**GIVEN RECORDS**

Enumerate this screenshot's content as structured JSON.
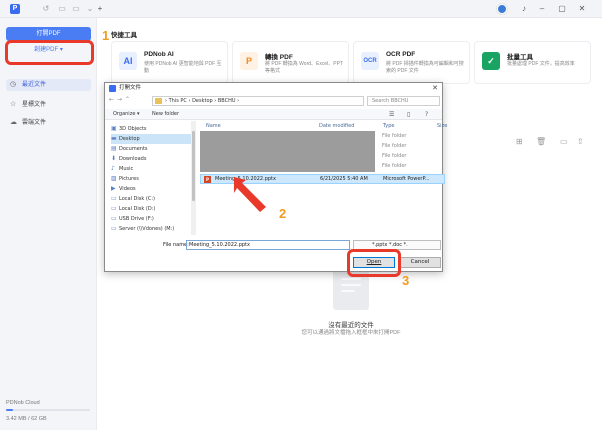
{
  "topbar": {
    "logo": "P",
    "icons": [
      "rotate-left",
      "tab",
      "tab",
      "more",
      "plus"
    ],
    "right_icons": [
      "bell",
      "minus",
      "square",
      "close"
    ]
  },
  "sidebar": {
    "open_pdf": "打開PDF",
    "new_pdf": "創建PDF ▾",
    "items": [
      {
        "label": "最近文件",
        "icon": "clock"
      },
      {
        "label": "星標文件",
        "icon": "star"
      },
      {
        "label": "雲端文件",
        "icon": "cloud"
      }
    ],
    "cloud": {
      "label": "PDNob Cloud",
      "size": "3.42 MB / 62 GB",
      "used_fraction": 0.06
    }
  },
  "main": {
    "section_title": "快捷工具",
    "tools": [
      {
        "name": "PDNob AI",
        "desc": "使用 PDNob AI 更智能地與 PDF 互動",
        "icon": "AI",
        "color": "#e8f0ff",
        "fg": "#3b6cf0"
      },
      {
        "name": "轉換 PDF",
        "desc": "將 PDF 轉換為 Word、Excel、PPT 等格式",
        "icon": "P",
        "color": "#fff1e3",
        "fg": "#f08a1c"
      },
      {
        "name": "OCR PDF",
        "desc": "將 PDF 掃描件轉換為可編輯和可搜索的 PDF 文件",
        "icon": "OCR",
        "color": "#e9f1ff",
        "fg": "#3b6cf0"
      },
      {
        "name": "批量工具",
        "desc": "批量處理 PDF 文件，提高效率",
        "icon": "✓",
        "color": "#e5f7ee",
        "fg": "#19a463"
      }
    ],
    "empty_title": "沒有最近的文件",
    "empty_sub": "您可以通過將文檔拖入框框中來打開PDF"
  },
  "dialog": {
    "title": "打開文件",
    "breadcrumb": "›  This PC  ›  Desktop  ›  BBCHU  ›",
    "search_placeholder": "Search BBCHU",
    "organize": "Organize ▾",
    "new_folder": "New folder",
    "nav": [
      {
        "label": "3D Objects",
        "icon": "▣"
      },
      {
        "label": "Desktop",
        "icon": "▬",
        "selected": true
      },
      {
        "label": "Documents",
        "icon": "▤"
      },
      {
        "label": "Downloads",
        "icon": "⬇"
      },
      {
        "label": "Music",
        "icon": "♪"
      },
      {
        "label": "Pictures",
        "icon": "▨"
      },
      {
        "label": "Videos",
        "icon": "▶"
      },
      {
        "label": "Local Disk (C:)",
        "icon": "▭"
      },
      {
        "label": "Local Disk (D:)",
        "icon": "▭"
      },
      {
        "label": "USB Drive (F:)",
        "icon": "▭"
      },
      {
        "label": "Server (\\\\Vdones) (M:)",
        "icon": "▭"
      }
    ],
    "columns": {
      "name": "Name",
      "date": "Date modified",
      "type": "Type",
      "size": "Size"
    },
    "folder_types": [
      "File folder",
      "File folder",
      "File folder",
      "File folder"
    ],
    "selected_file": {
      "name": "Meeting_5.10.2022.pptx",
      "date": "6/21/2025 5:40 AM",
      "type": "Microsoft PowerP..."
    },
    "file_name_label": "File name:",
    "file_name_value": "Meeting_5.10.2022.pptx",
    "file_type": "*.pptx *.doc *.",
    "open": "Open",
    "cancel": "Cancel"
  },
  "annotations": {
    "step1": "1",
    "step2": "2",
    "step3": "3",
    "color": "#e8392b",
    "step_color": "#f29b22"
  }
}
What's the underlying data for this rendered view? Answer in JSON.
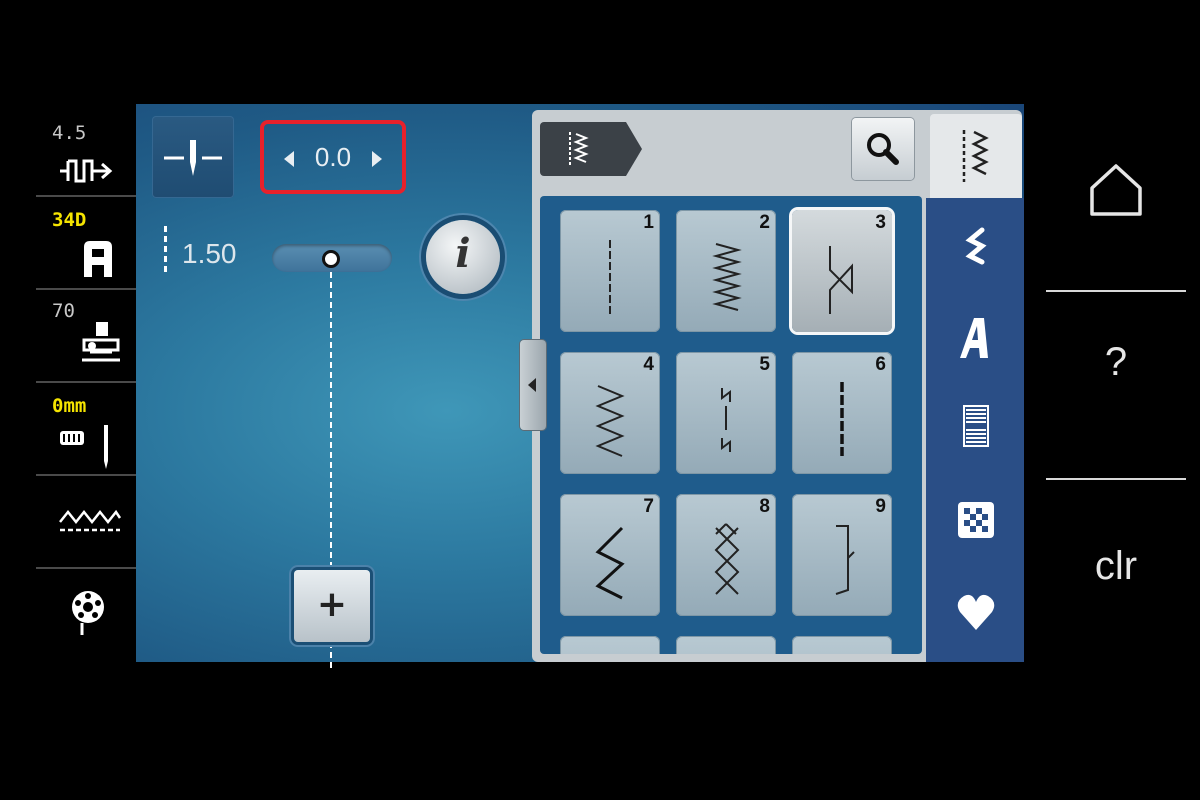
{
  "left_status": {
    "stitch_width": "4.5",
    "presser_foot": "34D",
    "needle": "70",
    "needle_position": "0mm"
  },
  "needle_position_control": {
    "value": "0.0"
  },
  "stitch_length": {
    "value": "1.50"
  },
  "stitch_grid": {
    "tiles": [
      {
        "number": "1",
        "icon": "straight-stitch-icon"
      },
      {
        "number": "2",
        "icon": "triple-zigzag-icon"
      },
      {
        "number": "3",
        "icon": "zigzag-icon",
        "selected": true
      },
      {
        "number": "4",
        "icon": "serpentine-stitch-icon"
      },
      {
        "number": "5",
        "icon": "securing-stitch-icon"
      },
      {
        "number": "6",
        "icon": "triple-straight-icon"
      },
      {
        "number": "7",
        "icon": "vari-overlock-icon"
      },
      {
        "number": "8",
        "icon": "honeycomb-stitch-icon"
      },
      {
        "number": "9",
        "icon": "blind-stitch-icon"
      }
    ]
  },
  "categories": [
    "practical-stitches-icon",
    "alphabets-icon",
    "buttonholes-icon",
    "quilt-stitches-icon",
    "favorites-heart-icon"
  ],
  "system": {
    "help_label": "?",
    "clear_label": "clr"
  },
  "colors": {
    "highlight": "#e8212b",
    "status_yellow": "#f5e400",
    "screen_blue": "#2c79a0"
  }
}
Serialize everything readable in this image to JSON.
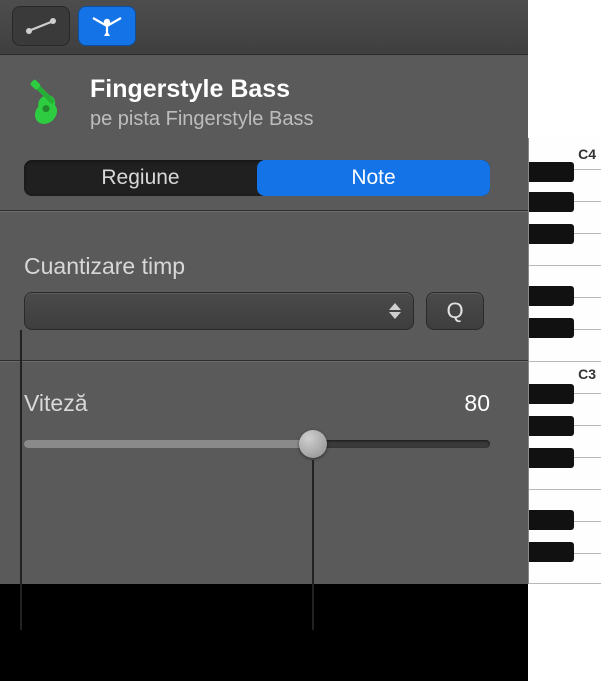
{
  "toolbar": {
    "automation_icon": "automation-curve",
    "splice_icon": "scissors-split"
  },
  "track": {
    "title": "Fingerstyle Bass",
    "subtitle": "pe pista Fingerstyle Bass"
  },
  "segmented": {
    "region_label": "Regiune",
    "note_label": "Note"
  },
  "quantize": {
    "section_label": "Cuantizare timp",
    "selected": "",
    "q_button_label": "Q"
  },
  "velocity": {
    "label": "Viteză",
    "value": "80"
  },
  "piano": {
    "labels": {
      "c4": "C4",
      "c3": "C3"
    }
  }
}
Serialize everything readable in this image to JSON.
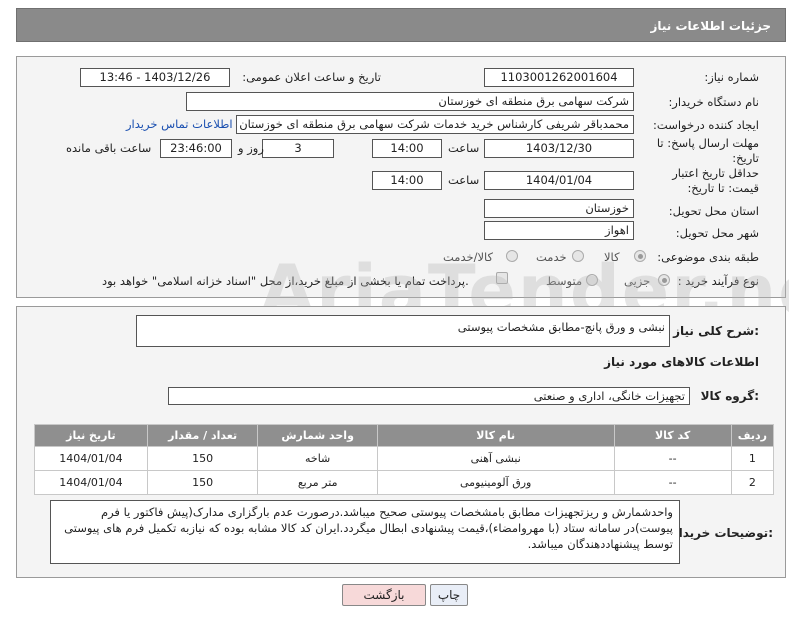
{
  "header": {
    "title": "جزئیات اطلاعات نیاز"
  },
  "form": {
    "need_number_label": "شماره نیاز:",
    "need_number": "1103001262001604",
    "announce_label": "تاریخ و ساعت اعلان عمومی:",
    "announce_value": "1403/12/26 - 13:46",
    "buyer_org_label": "نام دستگاه خریدار:",
    "buyer_org": "شرکت سهامی برق منطقه ای خوزستان",
    "requester_label": "ایجاد کننده درخواست:",
    "requester": "محمدباقر شریفی کارشناس خرید خدمات شرکت سهامی برق منطقه ای خوزستان",
    "contact_link": "اطلاعات تماس خریدار",
    "deadline_label": "مهلت ارسال پاسخ: تا تاریخ:",
    "deadline_date": "1403/12/30",
    "time_label": "ساعت",
    "deadline_time": "14:00",
    "days_value": "3",
    "days_label": "روز و",
    "remaining_time": "23:46:00",
    "remaining_label": "ساعت باقی مانده",
    "validity_label": "حداقل تاریخ اعتبار قیمت: تا تاریخ:",
    "validity_date": "1404/01/04",
    "validity_time": "14:00",
    "province_label": "استان محل تحویل:",
    "province": "خوزستان",
    "city_label": "شهر محل تحویل:",
    "city": "اهواز",
    "category_label": "طبقه بندی موضوعی:",
    "category_options": [
      "کالا",
      "خدمت",
      "کالا/خدمت"
    ],
    "process_label": "نوع فرآیند خرید :",
    "process_options": [
      "جزیی",
      "متوسط"
    ],
    "payment_note": "پرداخت تمام یا بخشی از مبلغ خرید،از محل \"اسناد خزانه اسلامی\" خواهد بود."
  },
  "section2": {
    "summary_label": "شرح کلی نیاز:",
    "summary": "نبشی و ورق پانچ-مطابق مشخصات پیوستی",
    "goods_info_title": "اطلاعات کالاهای مورد نیاز",
    "group_label": "گروه کالا:",
    "group_value": "تجهیزات خانگی، اداری و صنعتی",
    "table": {
      "headers": [
        "ردیف",
        "کد کالا",
        "نام کالا",
        "واحد شمارش",
        "تعداد / مقدار",
        "تاریخ نیاز"
      ],
      "rows": [
        [
          "1",
          "--",
          "نبشی آهنی",
          "شاخه",
          "150",
          "1404/01/04"
        ],
        [
          "2",
          "--",
          "ورق آلومینیومی",
          "متر مربع",
          "150",
          "1404/01/04"
        ]
      ]
    },
    "buyer_notes_label": "توضیحات خریدار:",
    "buyer_notes": "واحدشمارش و ریزتجهیزات مطابق بامشخصات پیوستی صحیح میباشد.درصورت عدم بارگزاری مدارک(پیش فاکتور یا فرم پیوست)در سامانه ستاد (با مهروامضاء)،قیمت پیشنهادی ابطال میگردد.ایران کد کالا مشابه بوده که نیازبه تکمیل فرم های پیوستی توسط پیشنهاددهندگان میباشد."
  },
  "buttons": {
    "print": "چاپ",
    "back": "بازگشت"
  },
  "watermark": "AriaTender.neT",
  "colors": {
    "header_bg": "#8a8a8a",
    "link": "#1a4fb0",
    "back_btn_bg": "#f7d9d9",
    "print_btn_bg": "#e9eef7"
  }
}
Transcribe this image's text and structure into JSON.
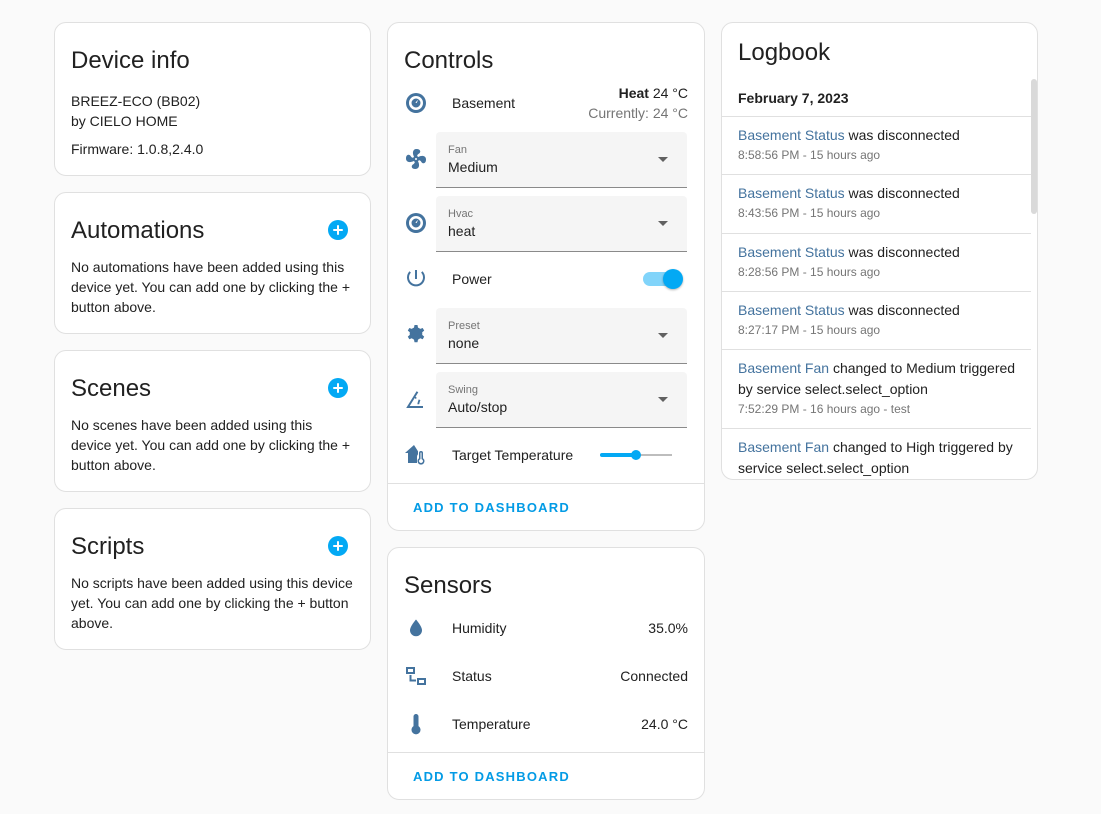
{
  "device_info": {
    "title": "Device info",
    "model": "BREEZ-ECO (BB02)",
    "manufacturer": "by CIELO HOME",
    "firmware": "Firmware: 1.0.8,2.4.0"
  },
  "automations": {
    "title": "Automations",
    "text": "No automations have been added using this device yet. You can add one by clicking the + button above."
  },
  "scenes": {
    "title": "Scenes",
    "text": "No scenes have been added using this device yet. You can add one by clicking the + button above."
  },
  "scripts": {
    "title": "Scripts",
    "text": "No scripts have been added using this device yet. You can add one by clicking the + button above."
  },
  "controls": {
    "title": "Controls",
    "climate": {
      "label": "Basement",
      "mode": "Heat",
      "target": "24 °C",
      "current": "Currently: 24 °C"
    },
    "fan": {
      "label": "Fan",
      "value": "Medium"
    },
    "hvac": {
      "label": "Hvac",
      "value": "heat"
    },
    "power": {
      "label": "Power",
      "on": true
    },
    "preset": {
      "label": "Preset",
      "value": "none"
    },
    "swing": {
      "label": "Swing",
      "value": "Auto/stop"
    },
    "target_temperature": {
      "label": "Target Temperature",
      "level": 0.5
    },
    "add_to_dashboard": "ADD TO DASHBOARD"
  },
  "sensors": {
    "title": "Sensors",
    "items": [
      {
        "label": "Humidity",
        "value": "35.0%",
        "icon": "water-drop-icon"
      },
      {
        "label": "Status",
        "value": "Connected",
        "icon": "network-icon"
      },
      {
        "label": "Temperature",
        "value": "24.0 °C",
        "icon": "thermometer-icon"
      }
    ],
    "add_to_dashboard": "ADD TO DASHBOARD"
  },
  "logbook": {
    "title": "Logbook",
    "date": "February 7, 2023",
    "entries": [
      {
        "entity": "Basement Status",
        "message": " was disconnected",
        "time": "8:58:56 PM - 15 hours ago"
      },
      {
        "entity": "Basement Status",
        "message": " was disconnected",
        "time": "8:43:56 PM - 15 hours ago"
      },
      {
        "entity": "Basement Status",
        "message": " was disconnected",
        "time": "8:28:56 PM - 15 hours ago"
      },
      {
        "entity": "Basement Status",
        "message": " was disconnected",
        "time": "8:27:17 PM - 15 hours ago"
      },
      {
        "entity": "Basement Fan",
        "message": " changed to Medium triggered by service select.select_option",
        "time": "7:52:29 PM - 16 hours ago - test"
      },
      {
        "entity": "Basement Fan",
        "message": " changed to High triggered by service select.select_option",
        "time": ""
      }
    ]
  },
  "colors": {
    "accent": "#03a9f4",
    "icon": "#44739e",
    "link": "#44739e",
    "button_text": "#039be5"
  }
}
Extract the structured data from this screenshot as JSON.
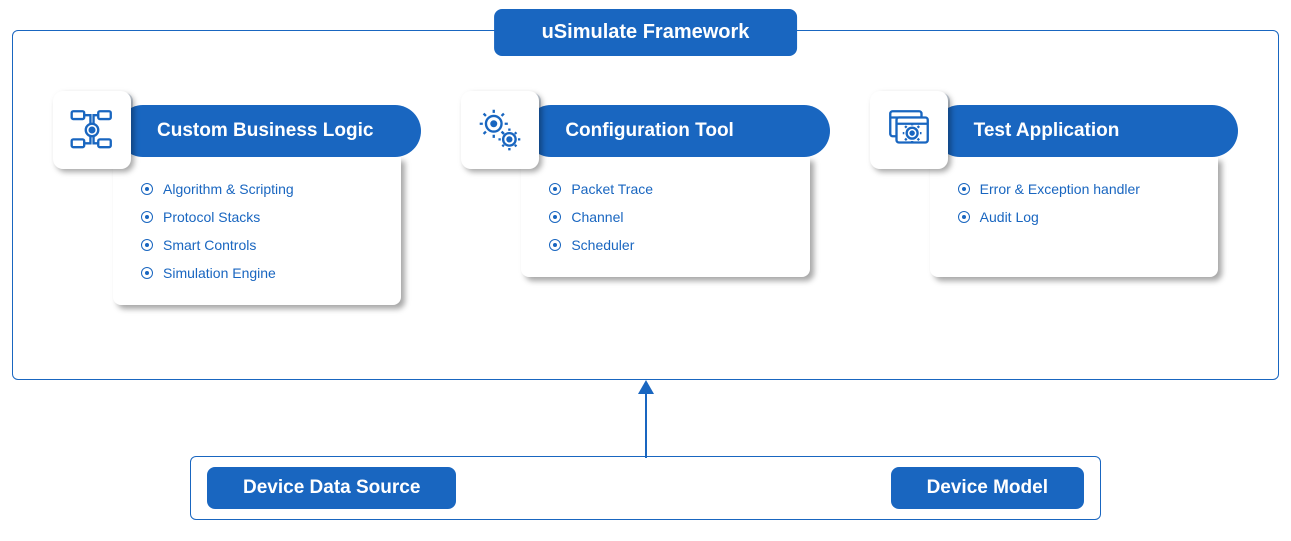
{
  "framework": {
    "title": "uSimulate Framework"
  },
  "cards": [
    {
      "icon": "flow-icon",
      "title": "Custom Business Logic",
      "items": [
        "Algorithm & Scripting",
        "Protocol Stacks",
        "Smart Controls",
        "Simulation Engine"
      ]
    },
    {
      "icon": "gears-icon",
      "title": "Configuration Tool",
      "items": [
        "Packet Trace",
        "Channel",
        "Scheduler"
      ]
    },
    {
      "icon": "app-gear-icon",
      "title": "Test Application",
      "items": [
        "Error & Exception handler",
        "Audit Log"
      ]
    }
  ],
  "bottom": {
    "left": "Device Data Source",
    "right": "Device Model"
  }
}
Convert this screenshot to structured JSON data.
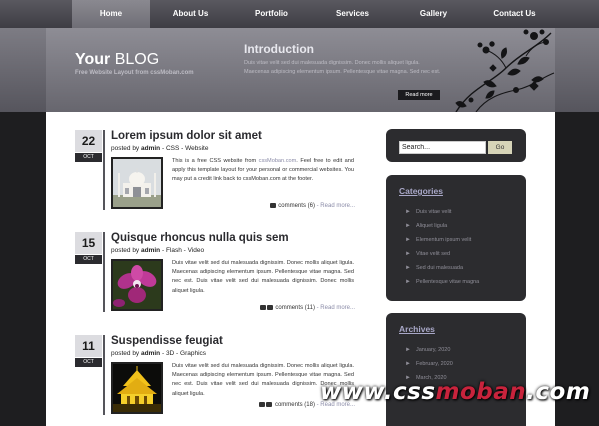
{
  "nav": {
    "items": [
      "Home",
      "About Us",
      "Portfolio",
      "Services",
      "Gallery",
      "Contact Us"
    ],
    "active": "Home"
  },
  "header": {
    "logo_bold": "Your",
    "logo_light": "BLOG",
    "tagline": "Free Website Layout from cssMoban.com",
    "intro_title": "Introduction",
    "intro_text": "Duis vitae velit sed dui malesuada dignissim. Donec mollis aliquet ligula. Maecenas adipiscing elementum ipsum. Pellentesque vitae magna. Sed nec est.",
    "read_more": "Read more"
  },
  "posts": [
    {
      "day": "22",
      "month": "OCT",
      "title": "Lorem ipsum dolor sit amet",
      "author_prefix": "posted by",
      "author": "admin",
      "categories": "- CSS - Website",
      "text_before": "This is a free CSS website from ",
      "text_link": "cssMoban.com",
      "text_after": ". Feel free to edit and apply this template layout for your personal or commercial websites. You may put a credit link back to cssMoban.com at the footer.",
      "comments": "comments (6)",
      "read_more": "- Read more..."
    },
    {
      "day": "15",
      "month": "OCT",
      "title": "Quisque rhoncus nulla quis sem",
      "author_prefix": "posted by",
      "author": "admin",
      "categories": "- Flash - Video",
      "text": "Duis vitae velit sed dui malesuada dignissim. Donec mollis aliquet ligula. Maecenas adipiscing elementum ipsum. Pellentesque vitae magna. Sed nec est. Duis vitae velit sed dui malesuada dignissim. Donec mollis aliquet ligula.",
      "comments": "comments (11)",
      "read_more": "- Read more..."
    },
    {
      "day": "11",
      "month": "OCT",
      "title": "Suspendisse feugiat",
      "author_prefix": "posted by",
      "author": "admin",
      "categories": "- 3D - Graphics",
      "text": "Duis vitae velit sed dui malesuada dignissim. Donec mollis aliquet ligula. Maecenas adipiscing elementum ipsum. Pellentesque vitae magna. Sed nec est. Duis vitae velit sed dui malesuada dignissim. Donec mollis aliquet ligula.",
      "comments": "comments (18)",
      "read_more": "- Read more..."
    }
  ],
  "sidebar": {
    "search_value": "Search...",
    "search_button": "Go",
    "categories_title": "Categories",
    "categories": [
      "Duis vitae velit",
      "Aliquet ligula",
      "Elementum ipsum velit",
      "Vitae velit sed",
      "Sed dui malesuada",
      "Pellentesque vitae magna"
    ],
    "archives_title": "Archives",
    "archives": [
      "January, 2020",
      "February, 2020",
      "March, 2020"
    ]
  },
  "watermark": {
    "pre": "www.css",
    "mid": "moban",
    "post": ".com"
  },
  "colors": {
    "link": "#8b8ca8",
    "sidebar_bg": "#2c2c2f",
    "sidebar_title": "#a9a8c8",
    "watermark_accent": "#c8233c"
  }
}
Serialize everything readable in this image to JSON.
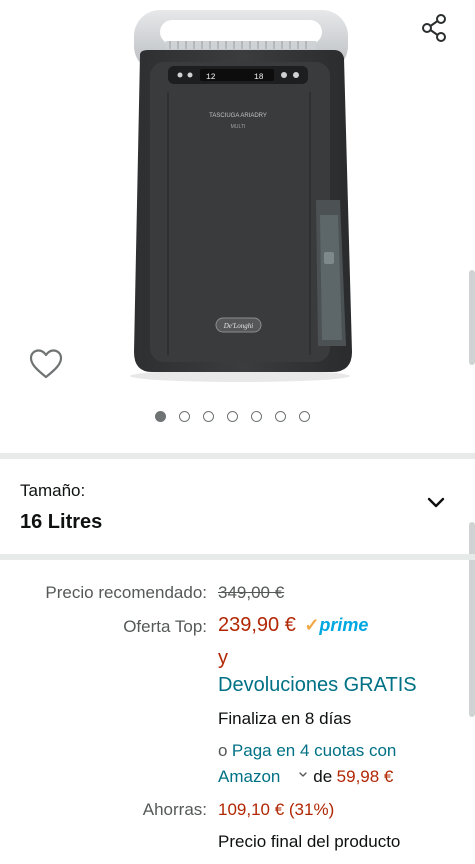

**GOAL**
Reproduce every line of the listing above in which the string "triple" appears.

**ANSWER FOR THE TASK**
        "icon": "triple-zigzag-icon"
        "icon": "triple-straight-icon"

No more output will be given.